→ **BRIEF**: With the images removed, repeat the data below exactly.

→ **DATASET EXTRACT**:
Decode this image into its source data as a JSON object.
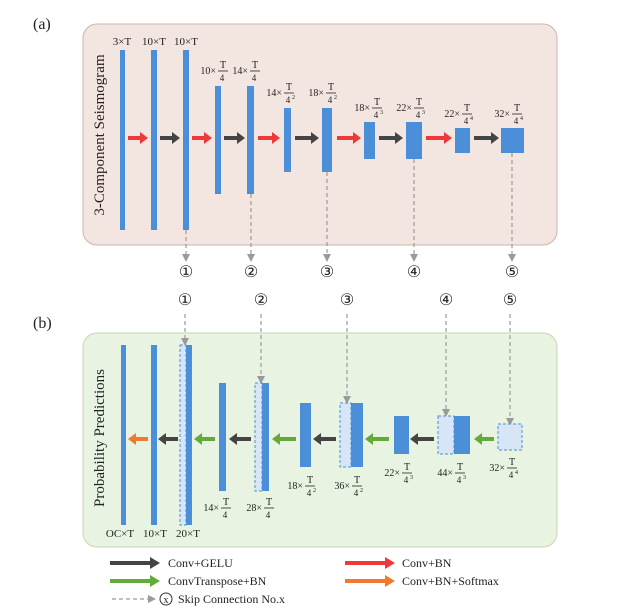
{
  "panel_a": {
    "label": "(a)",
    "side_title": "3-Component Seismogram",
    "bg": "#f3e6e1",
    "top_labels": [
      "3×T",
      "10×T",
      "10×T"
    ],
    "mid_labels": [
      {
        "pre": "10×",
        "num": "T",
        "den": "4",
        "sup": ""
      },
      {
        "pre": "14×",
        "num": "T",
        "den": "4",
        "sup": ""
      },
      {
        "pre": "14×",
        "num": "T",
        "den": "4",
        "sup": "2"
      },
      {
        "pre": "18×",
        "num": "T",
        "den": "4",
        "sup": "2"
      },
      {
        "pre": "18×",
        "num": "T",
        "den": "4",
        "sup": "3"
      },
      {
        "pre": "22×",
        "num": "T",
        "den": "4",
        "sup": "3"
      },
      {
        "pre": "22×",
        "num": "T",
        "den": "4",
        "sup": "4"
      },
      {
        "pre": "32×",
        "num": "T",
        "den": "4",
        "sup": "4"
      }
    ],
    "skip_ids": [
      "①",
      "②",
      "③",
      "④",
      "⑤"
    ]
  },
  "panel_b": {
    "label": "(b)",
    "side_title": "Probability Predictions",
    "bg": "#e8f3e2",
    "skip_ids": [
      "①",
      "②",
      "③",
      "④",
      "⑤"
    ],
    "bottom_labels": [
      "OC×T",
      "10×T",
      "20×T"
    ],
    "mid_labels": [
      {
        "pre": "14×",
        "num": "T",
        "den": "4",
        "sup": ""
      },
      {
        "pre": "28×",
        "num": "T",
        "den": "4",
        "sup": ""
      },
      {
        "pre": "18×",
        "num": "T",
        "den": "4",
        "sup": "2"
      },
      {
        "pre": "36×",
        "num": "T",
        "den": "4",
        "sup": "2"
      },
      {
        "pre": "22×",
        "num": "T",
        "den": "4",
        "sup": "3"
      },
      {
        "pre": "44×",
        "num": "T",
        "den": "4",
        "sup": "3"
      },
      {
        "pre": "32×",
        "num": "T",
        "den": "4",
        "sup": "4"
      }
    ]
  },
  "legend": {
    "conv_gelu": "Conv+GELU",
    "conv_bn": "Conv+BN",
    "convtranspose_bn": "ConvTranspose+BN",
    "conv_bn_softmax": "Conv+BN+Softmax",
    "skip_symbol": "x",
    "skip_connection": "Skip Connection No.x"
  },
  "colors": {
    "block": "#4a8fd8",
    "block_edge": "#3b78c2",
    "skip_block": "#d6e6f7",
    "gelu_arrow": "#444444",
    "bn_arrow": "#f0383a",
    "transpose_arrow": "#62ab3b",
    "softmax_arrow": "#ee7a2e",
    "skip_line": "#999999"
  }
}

→ **SOLUTION FOR THIS PROBLEM**:
Decode this image into its source data as a JSON object.
{
  "panel_a": {
    "label": "(a)",
    "side_title": "3-Component Seismogram",
    "bg": "#f3e6e1",
    "top_labels": [
      "3×T",
      "10×T",
      "10×T"
    ],
    "mid_labels": [
      {
        "pre": "10×",
        "num": "T",
        "den": "4",
        "sup": ""
      },
      {
        "pre": "14×",
        "num": "T",
        "den": "4",
        "sup": ""
      },
      {
        "pre": "14×",
        "num": "T",
        "den": "4",
        "sup": "2"
      },
      {
        "pre": "18×",
        "num": "T",
        "den": "4",
        "sup": "2"
      },
      {
        "pre": "18×",
        "num": "T",
        "den": "4",
        "sup": "3"
      },
      {
        "pre": "22×",
        "num": "T",
        "den": "4",
        "sup": "3"
      },
      {
        "pre": "22×",
        "num": "T",
        "den": "4",
        "sup": "4"
      },
      {
        "pre": "32×",
        "num": "T",
        "den": "4",
        "sup": "4"
      }
    ],
    "skip_ids": [
      "①",
      "②",
      "③",
      "④",
      "⑤"
    ]
  },
  "panel_b": {
    "label": "(b)",
    "side_title": "Probability Predictions",
    "bg": "#e8f3e2",
    "skip_ids": [
      "①",
      "②",
      "③",
      "④",
      "⑤"
    ],
    "bottom_labels": [
      "OC×T",
      "10×T",
      "20×T"
    ],
    "mid_labels": [
      {
        "pre": "14×",
        "num": "T",
        "den": "4",
        "sup": ""
      },
      {
        "pre": "28×",
        "num": "T",
        "den": "4",
        "sup": ""
      },
      {
        "pre": "18×",
        "num": "T",
        "den": "4",
        "sup": "2"
      },
      {
        "pre": "36×",
        "num": "T",
        "den": "4",
        "sup": "2"
      },
      {
        "pre": "22×",
        "num": "T",
        "den": "4",
        "sup": "3"
      },
      {
        "pre": "44×",
        "num": "T",
        "den": "4",
        "sup": "3"
      },
      {
        "pre": "32×",
        "num": "T",
        "den": "4",
        "sup": "4"
      }
    ]
  },
  "legend": {
    "conv_gelu": "Conv+GELU",
    "conv_bn": "Conv+BN",
    "convtranspose_bn": "ConvTranspose+BN",
    "conv_bn_softmax": "Conv+BN+Softmax",
    "skip_symbol": "x",
    "skip_connection": "Skip Connection No.x"
  },
  "colors": {
    "block": "#4a8fd8",
    "block_edge": "#3b78c2",
    "skip_block": "#d6e6f7",
    "gelu_arrow": "#444444",
    "bn_arrow": "#f0383a",
    "transpose_arrow": "#62ab3b",
    "softmax_arrow": "#ee7a2e",
    "skip_line": "#999999"
  }
}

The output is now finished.